* WRITTEN INSTRUCTION: Tally the lines that contain the string "None" and give the number by itself.

%%

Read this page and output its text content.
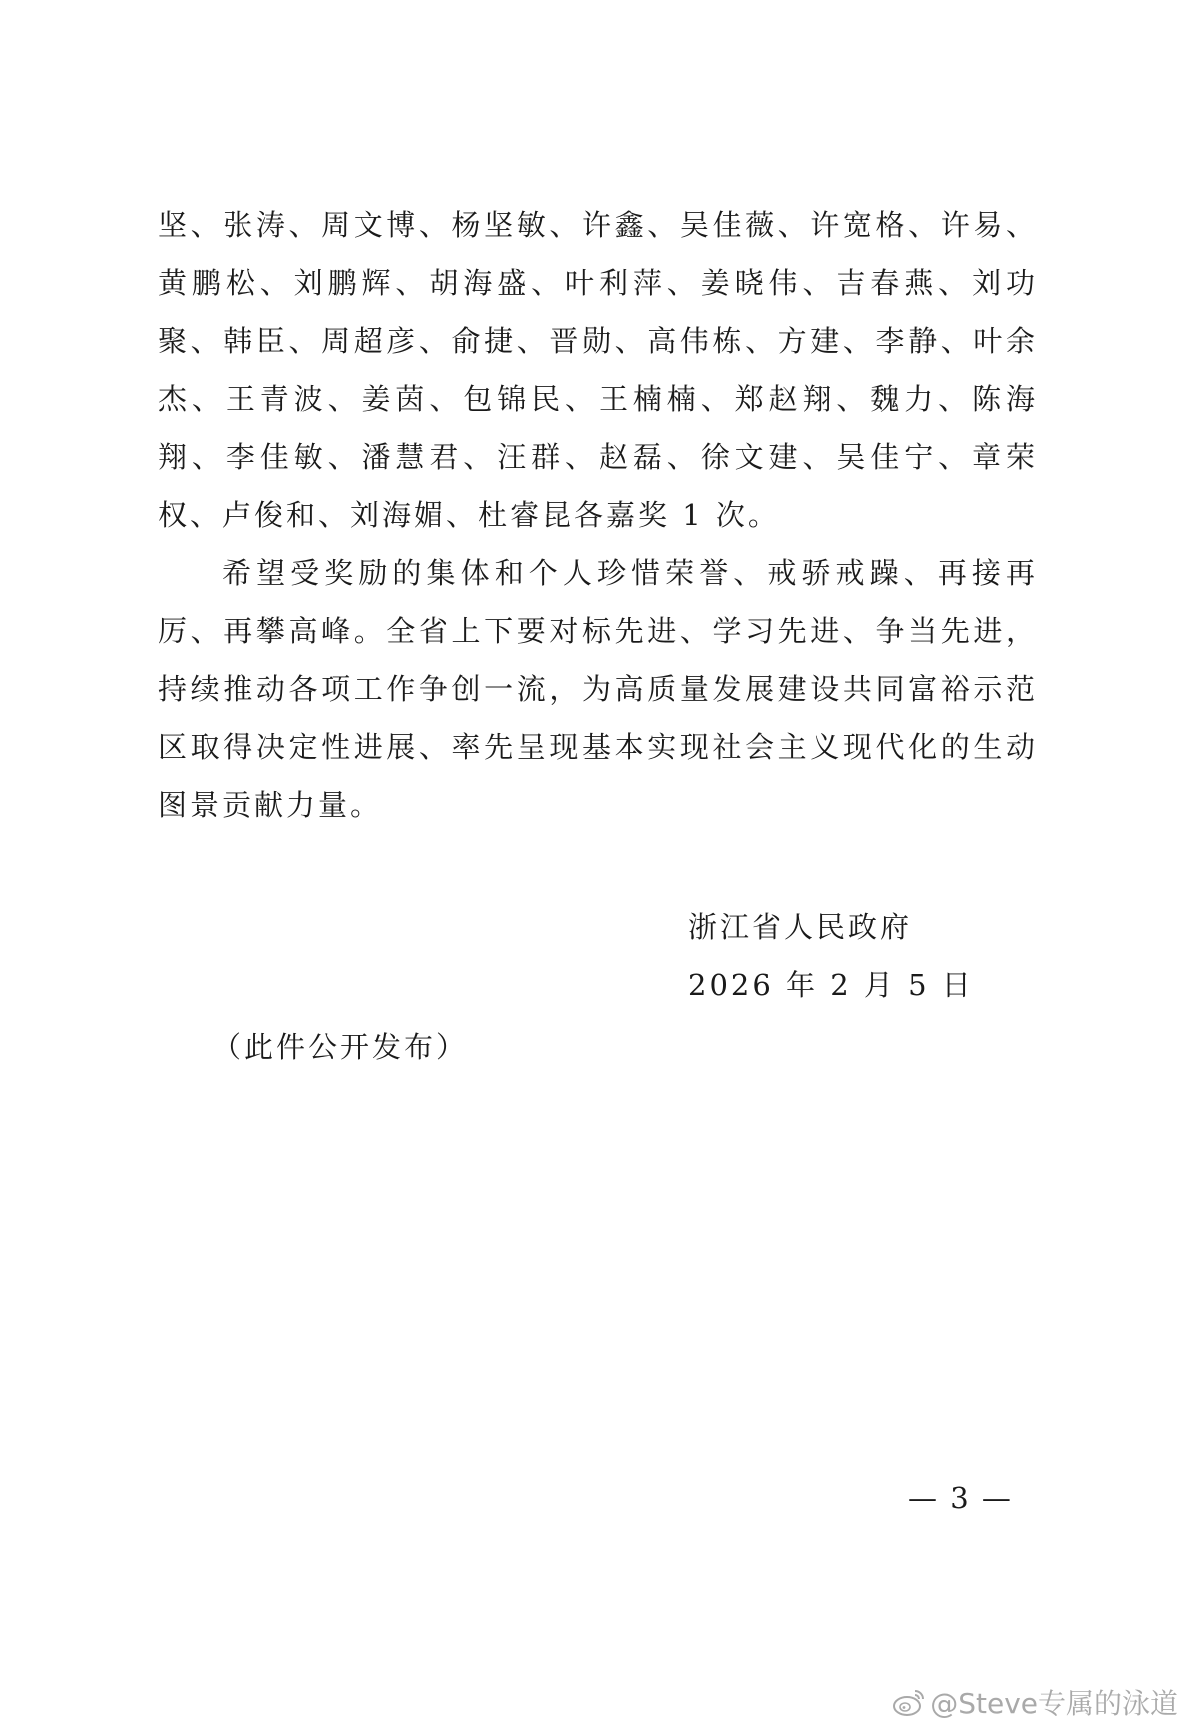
坚、张涛、周文博、杨坚敏、许鑫、吴佳薇、许宽格、许易、黄鹏松、刘鹏辉、胡海盛、叶利萍、姜晓伟、吉春燕、刘功聚、韩臣、周超彦、俞捷、晋勋、高伟栋、方建、李静、叶余杰、王青波、姜茵、包锦民、王楠楠、郑赵翔、魏力、陈海翔、李佳敏、潘慧君、汪群、赵磊、徐文建、吴佳宁、章荣权、卢俊和、刘海媚、杜睿昆各嘉奖 1 次。

希望受奖励的集体和个人珍惜荣誉、戒骄戒躁、再接再厉、再攀高峰。全省上下要对标先进、学习先进、争当先进，持续推动各项工作争创一流，为高质量发展建设共同富裕示范区取得决定性进展、率先呈现基本实现社会主义现代化的生动图景贡献力量。

浙江省人民政府
2026 年 2 月 5 日
（此件公开发布）
— 3 —
@Steve专属的泳道
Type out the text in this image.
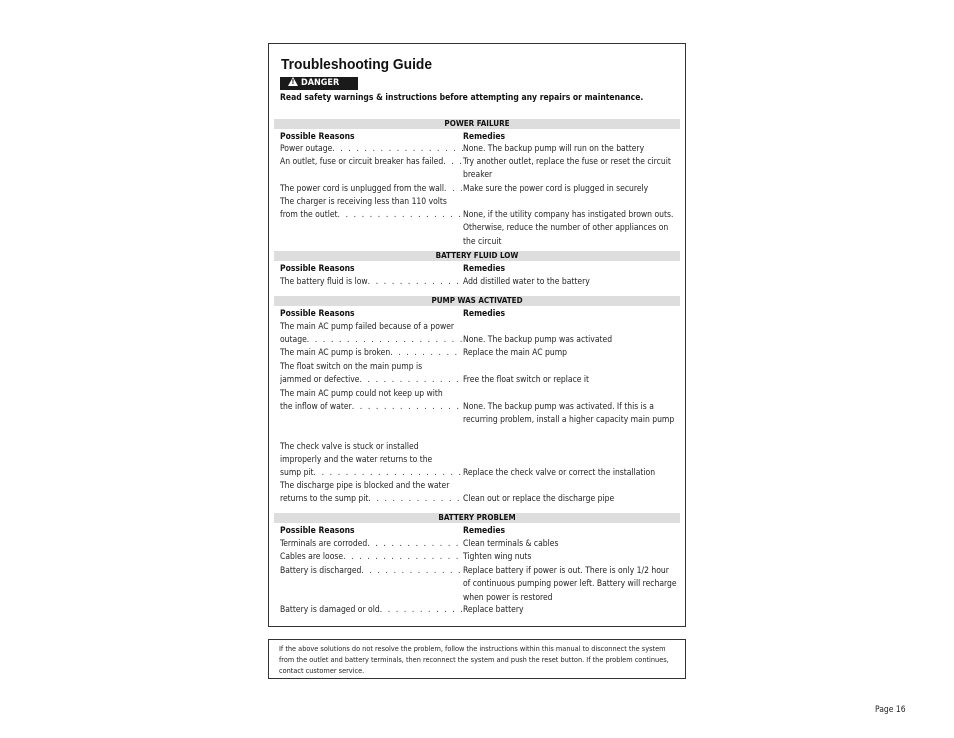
Troubleshooting Guide
!DANGER
Read safety warnings & instructions before attempting any repairs or maintenance.
POWER FAILURE
Possible Reasons	Remedies
Power outage . . .	None. The backup pump will run on the battery
An outlet, fuse or circuit breaker has failed . . . Try another outlet, replace the fuse or reset the circuit breaker
The power cord is unplugged from the wall . . . Make sure the power cord is plugged in securely
The charger is receiving less than 110 volts
from the outlet . . .	None, if the utility company has instigated brown outs. Otherwise, reduce the number of other appliances on the circuit
BATTERY FLUID LOW
Possible Reasons	Remedies
The battery fluid is low . . .	Add distilled water to the battery
PUMP WAS ACTIVATED
Possible Reasons	Remedies
The main AC pump failed because of a power
outage . . .	None. The backup pump was activated
The main AC pump is broken . . .	Replace the main AC pump
The float switch on the main pump is
jammed or defective . . .	Free the float switch or replace it
The main AC pump could not keep up with
the inflow of water . . .	None. The backup pump was activated. If this is a recurring problem, install a higher capacity main pump
The check valve is stuck or installed
improperly and the water returns to the
sump pit . . .	Replace the check valve or correct the installation
The discharge pipe is blocked and the water
returns to the sump pit . . .	Clean out or replace the discharge pipe
BATTERY PROBLEM
Possible Reasons	Remedies
Terminals are corroded . . .	Clean terminals & cables
Cables are loose . . .	Tighten wing nuts
Battery is discharged . . .	Replace battery if power is out. There is only 1/2 hour of continuous pumping power left. Battery will recharge when power is restored
Battery is damaged or old . . .	Replace battery
If the above solutions do not resolve the problem, follow the instructions within this manual to disconnect the system from the outlet and battery terminals, then reconnect the system and push the reset button. If the problem continues, contact customer service.
Page 16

%%

* RESPONSE TO THIS TASK: 4